[Stored data entries]
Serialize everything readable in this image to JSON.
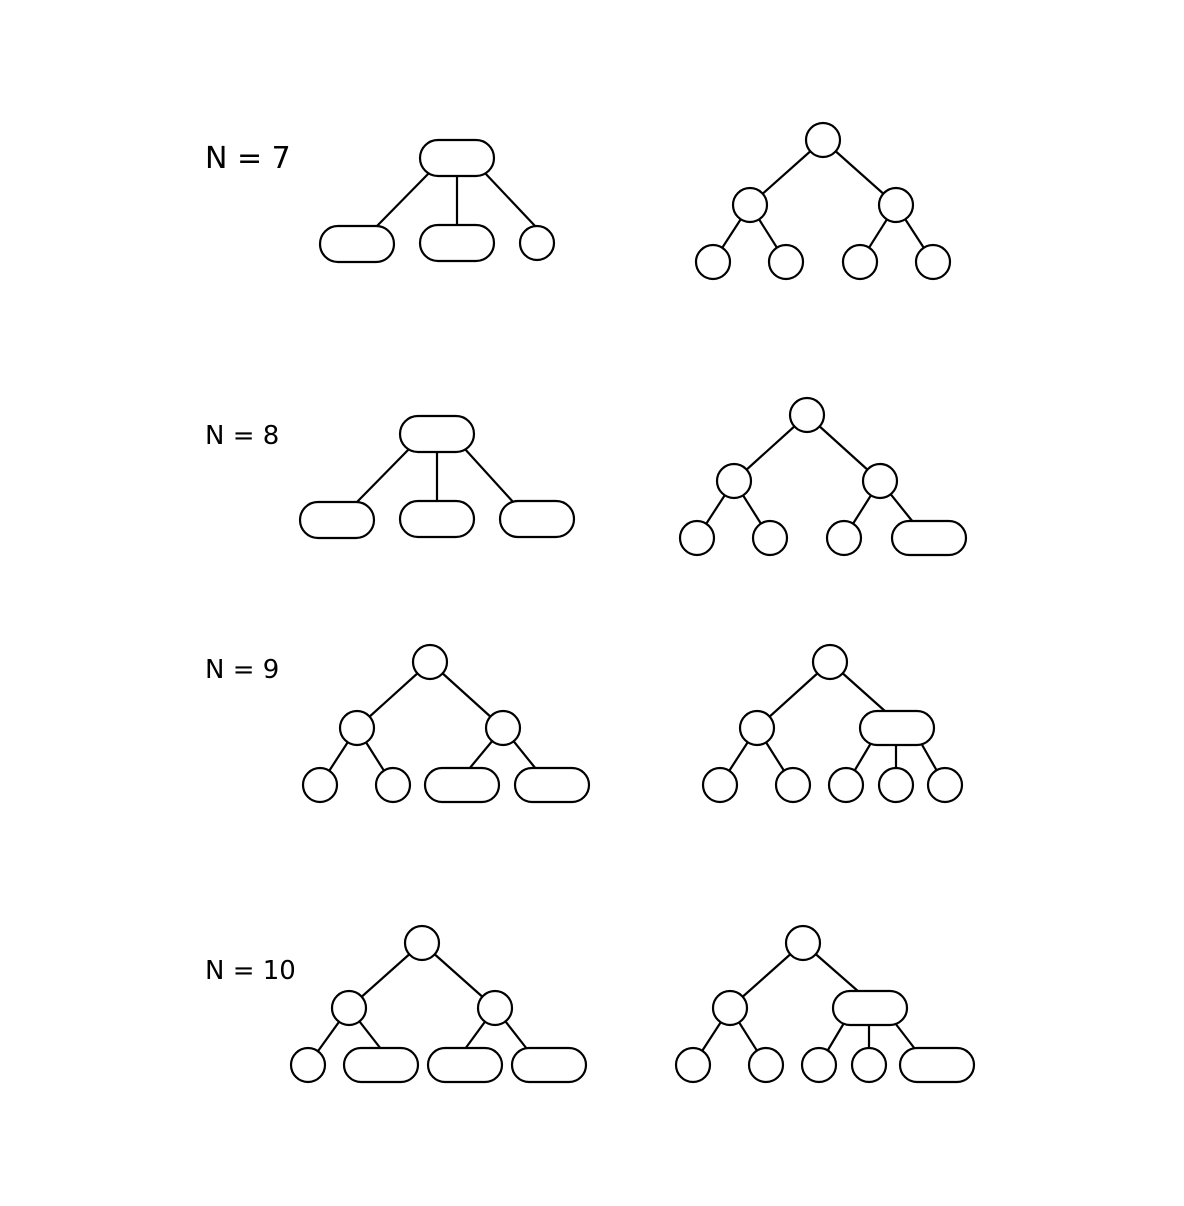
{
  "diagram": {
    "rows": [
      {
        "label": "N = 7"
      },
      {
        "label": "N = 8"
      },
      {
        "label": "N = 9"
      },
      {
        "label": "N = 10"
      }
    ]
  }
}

[Exercise requirements] Repeat the records above exactly, leaving out any pictures they contain.

[Result of this task]
Serialize everything readable in this image to JSON.
{
  "diagram": {
    "rows": [
      {
        "label": "N = 7"
      },
      {
        "label": "N = 8"
      },
      {
        "label": "N = 9"
      },
      {
        "label": "N = 10"
      }
    ]
  }
}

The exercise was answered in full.